### WHAT NEEDS TO BE DONE
Quote the entries in full, character for character, without their images.
Start DATA FOR THIS EXERCISE
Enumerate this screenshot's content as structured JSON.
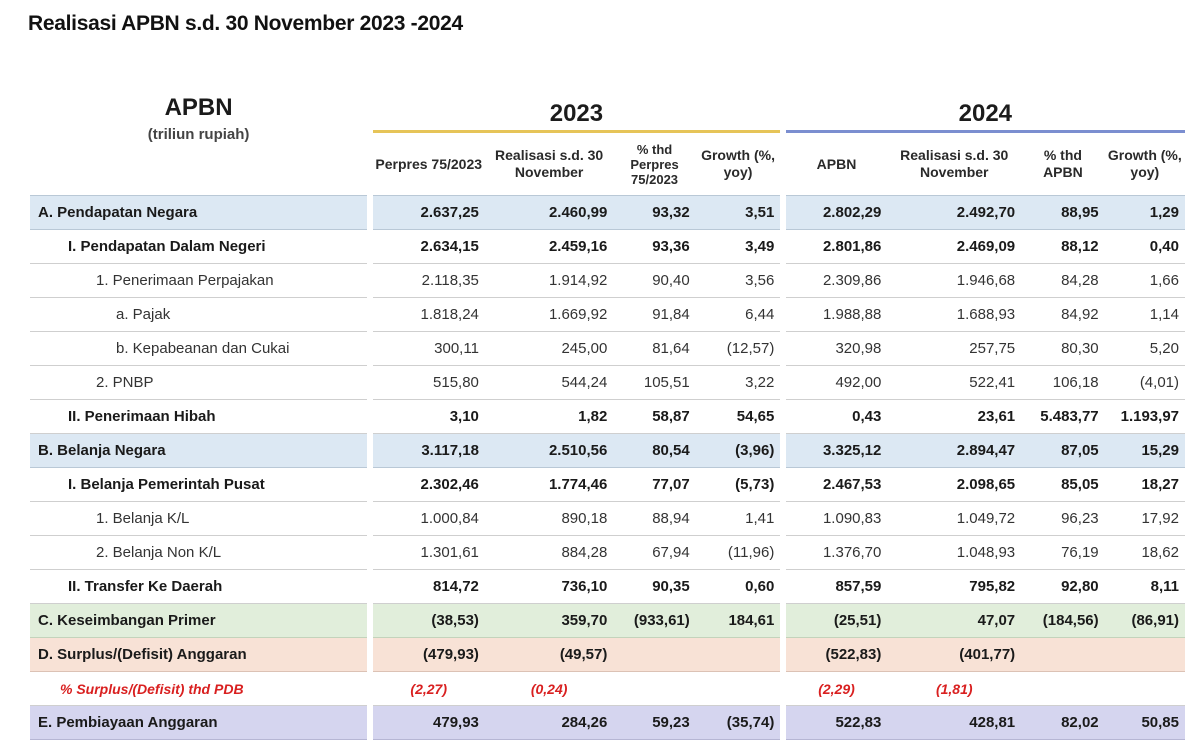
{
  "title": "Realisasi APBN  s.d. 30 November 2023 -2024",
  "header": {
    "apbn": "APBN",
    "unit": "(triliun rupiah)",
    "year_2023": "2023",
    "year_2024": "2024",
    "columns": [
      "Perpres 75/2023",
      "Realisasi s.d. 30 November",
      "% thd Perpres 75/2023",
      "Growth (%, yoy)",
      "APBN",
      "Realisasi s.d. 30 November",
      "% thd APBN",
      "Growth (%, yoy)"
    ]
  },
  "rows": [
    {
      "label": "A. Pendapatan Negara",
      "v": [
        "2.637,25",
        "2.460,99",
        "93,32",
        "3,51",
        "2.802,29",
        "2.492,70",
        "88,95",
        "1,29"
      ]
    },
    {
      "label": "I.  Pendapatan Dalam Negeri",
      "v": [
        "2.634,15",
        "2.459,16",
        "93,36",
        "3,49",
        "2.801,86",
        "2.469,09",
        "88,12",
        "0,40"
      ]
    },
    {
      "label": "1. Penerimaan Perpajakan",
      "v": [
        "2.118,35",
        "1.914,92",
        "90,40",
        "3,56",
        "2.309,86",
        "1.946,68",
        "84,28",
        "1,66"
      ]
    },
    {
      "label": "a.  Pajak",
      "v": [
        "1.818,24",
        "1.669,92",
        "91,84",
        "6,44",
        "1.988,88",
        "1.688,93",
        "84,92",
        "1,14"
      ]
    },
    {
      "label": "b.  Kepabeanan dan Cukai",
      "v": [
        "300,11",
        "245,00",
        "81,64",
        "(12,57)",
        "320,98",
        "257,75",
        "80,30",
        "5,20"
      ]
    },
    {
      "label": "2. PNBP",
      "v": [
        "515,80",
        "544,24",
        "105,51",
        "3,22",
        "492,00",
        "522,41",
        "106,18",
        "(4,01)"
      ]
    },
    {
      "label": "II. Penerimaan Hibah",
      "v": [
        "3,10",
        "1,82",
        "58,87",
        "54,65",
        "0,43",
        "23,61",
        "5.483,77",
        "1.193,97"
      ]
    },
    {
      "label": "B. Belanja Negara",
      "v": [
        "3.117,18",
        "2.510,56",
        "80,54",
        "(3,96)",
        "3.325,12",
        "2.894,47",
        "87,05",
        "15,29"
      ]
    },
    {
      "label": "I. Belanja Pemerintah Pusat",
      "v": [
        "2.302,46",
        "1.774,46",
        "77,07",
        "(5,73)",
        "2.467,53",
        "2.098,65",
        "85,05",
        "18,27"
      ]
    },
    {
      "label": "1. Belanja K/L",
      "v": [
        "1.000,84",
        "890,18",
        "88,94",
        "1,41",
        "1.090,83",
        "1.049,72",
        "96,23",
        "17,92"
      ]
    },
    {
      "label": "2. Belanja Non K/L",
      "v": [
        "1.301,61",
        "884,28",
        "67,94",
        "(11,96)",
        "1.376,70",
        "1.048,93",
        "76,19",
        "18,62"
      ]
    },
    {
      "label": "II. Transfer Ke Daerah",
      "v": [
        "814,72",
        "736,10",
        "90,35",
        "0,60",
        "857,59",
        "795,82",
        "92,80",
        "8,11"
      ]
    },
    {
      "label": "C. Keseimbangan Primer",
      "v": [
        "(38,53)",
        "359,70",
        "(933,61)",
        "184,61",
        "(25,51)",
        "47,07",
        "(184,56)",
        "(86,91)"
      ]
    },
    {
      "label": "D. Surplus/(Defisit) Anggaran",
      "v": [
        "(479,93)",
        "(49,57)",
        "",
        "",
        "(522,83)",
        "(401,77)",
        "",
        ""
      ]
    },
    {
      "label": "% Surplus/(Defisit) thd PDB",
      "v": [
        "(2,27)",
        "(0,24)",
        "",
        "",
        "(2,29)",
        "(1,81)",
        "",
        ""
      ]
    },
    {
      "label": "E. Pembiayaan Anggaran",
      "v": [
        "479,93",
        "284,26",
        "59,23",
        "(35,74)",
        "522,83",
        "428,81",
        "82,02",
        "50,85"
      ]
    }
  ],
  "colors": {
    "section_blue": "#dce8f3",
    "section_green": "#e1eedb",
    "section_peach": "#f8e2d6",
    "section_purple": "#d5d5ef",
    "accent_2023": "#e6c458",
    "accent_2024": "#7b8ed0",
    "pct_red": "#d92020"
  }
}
End DATA FOR THIS EXERCISE
### RESPONSE TO THIS EXERCISE
Enumerate this screenshot's content as structured JSON.
{
  "title": "Realisasi APBN  s.d. 30 November 2023 -2024",
  "header": {
    "apbn": "APBN",
    "unit": "(triliun rupiah)",
    "year_2023": "2023",
    "year_2024": "2024",
    "columns": [
      "Perpres 75/2023",
      "Realisasi s.d. 30 November",
      "% thd Perpres 75/2023",
      "Growth (%, yoy)",
      "APBN",
      "Realisasi s.d. 30 November",
      "% thd APBN",
      "Growth (%, yoy)"
    ]
  },
  "rows": [
    {
      "label": "A. Pendapatan Negara",
      "v": [
        "2.637,25",
        "2.460,99",
        "93,32",
        "3,51",
        "2.802,29",
        "2.492,70",
        "88,95",
        "1,29"
      ]
    },
    {
      "label": "I.  Pendapatan Dalam Negeri",
      "v": [
        "2.634,15",
        "2.459,16",
        "93,36",
        "3,49",
        "2.801,86",
        "2.469,09",
        "88,12",
        "0,40"
      ]
    },
    {
      "label": "1. Penerimaan Perpajakan",
      "v": [
        "2.118,35",
        "1.914,92",
        "90,40",
        "3,56",
        "2.309,86",
        "1.946,68",
        "84,28",
        "1,66"
      ]
    },
    {
      "label": "a.  Pajak",
      "v": [
        "1.818,24",
        "1.669,92",
        "91,84",
        "6,44",
        "1.988,88",
        "1.688,93",
        "84,92",
        "1,14"
      ]
    },
    {
      "label": "b.  Kepabeanan dan Cukai",
      "v": [
        "300,11",
        "245,00",
        "81,64",
        "(12,57)",
        "320,98",
        "257,75",
        "80,30",
        "5,20"
      ]
    },
    {
      "label": "2. PNBP",
      "v": [
        "515,80",
        "544,24",
        "105,51",
        "3,22",
        "492,00",
        "522,41",
        "106,18",
        "(4,01)"
      ]
    },
    {
      "label": "II. Penerimaan Hibah",
      "v": [
        "3,10",
        "1,82",
        "58,87",
        "54,65",
        "0,43",
        "23,61",
        "5.483,77",
        "1.193,97"
      ]
    },
    {
      "label": "B. Belanja Negara",
      "v": [
        "3.117,18",
        "2.510,56",
        "80,54",
        "(3,96)",
        "3.325,12",
        "2.894,47",
        "87,05",
        "15,29"
      ]
    },
    {
      "label": "I. Belanja Pemerintah Pusat",
      "v": [
        "2.302,46",
        "1.774,46",
        "77,07",
        "(5,73)",
        "2.467,53",
        "2.098,65",
        "85,05",
        "18,27"
      ]
    },
    {
      "label": "1. Belanja K/L",
      "v": [
        "1.000,84",
        "890,18",
        "88,94",
        "1,41",
        "1.090,83",
        "1.049,72",
        "96,23",
        "17,92"
      ]
    },
    {
      "label": "2. Belanja Non K/L",
      "v": [
        "1.301,61",
        "884,28",
        "67,94",
        "(11,96)",
        "1.376,70",
        "1.048,93",
        "76,19",
        "18,62"
      ]
    },
    {
      "label": "II. Transfer Ke Daerah",
      "v": [
        "814,72",
        "736,10",
        "90,35",
        "0,60",
        "857,59",
        "795,82",
        "92,80",
        "8,11"
      ]
    },
    {
      "label": "C. Keseimbangan Primer",
      "v": [
        "(38,53)",
        "359,70",
        "(933,61)",
        "184,61",
        "(25,51)",
        "47,07",
        "(184,56)",
        "(86,91)"
      ]
    },
    {
      "label": "D. Surplus/(Defisit) Anggaran",
      "v": [
        "(479,93)",
        "(49,57)",
        "",
        "",
        "(522,83)",
        "(401,77)",
        "",
        ""
      ]
    },
    {
      "label": "% Surplus/(Defisit) thd PDB",
      "v": [
        "(2,27)",
        "(0,24)",
        "",
        "",
        "(2,29)",
        "(1,81)",
        "",
        ""
      ]
    },
    {
      "label": "E. Pembiayaan Anggaran",
      "v": [
        "479,93",
        "284,26",
        "59,23",
        "(35,74)",
        "522,83",
        "428,81",
        "82,02",
        "50,85"
      ]
    }
  ],
  "colors": {
    "section_blue": "#dce8f3",
    "section_green": "#e1eedb",
    "section_peach": "#f8e2d6",
    "section_purple": "#d5d5ef",
    "accent_2023": "#e6c458",
    "accent_2024": "#7b8ed0",
    "pct_red": "#d92020"
  }
}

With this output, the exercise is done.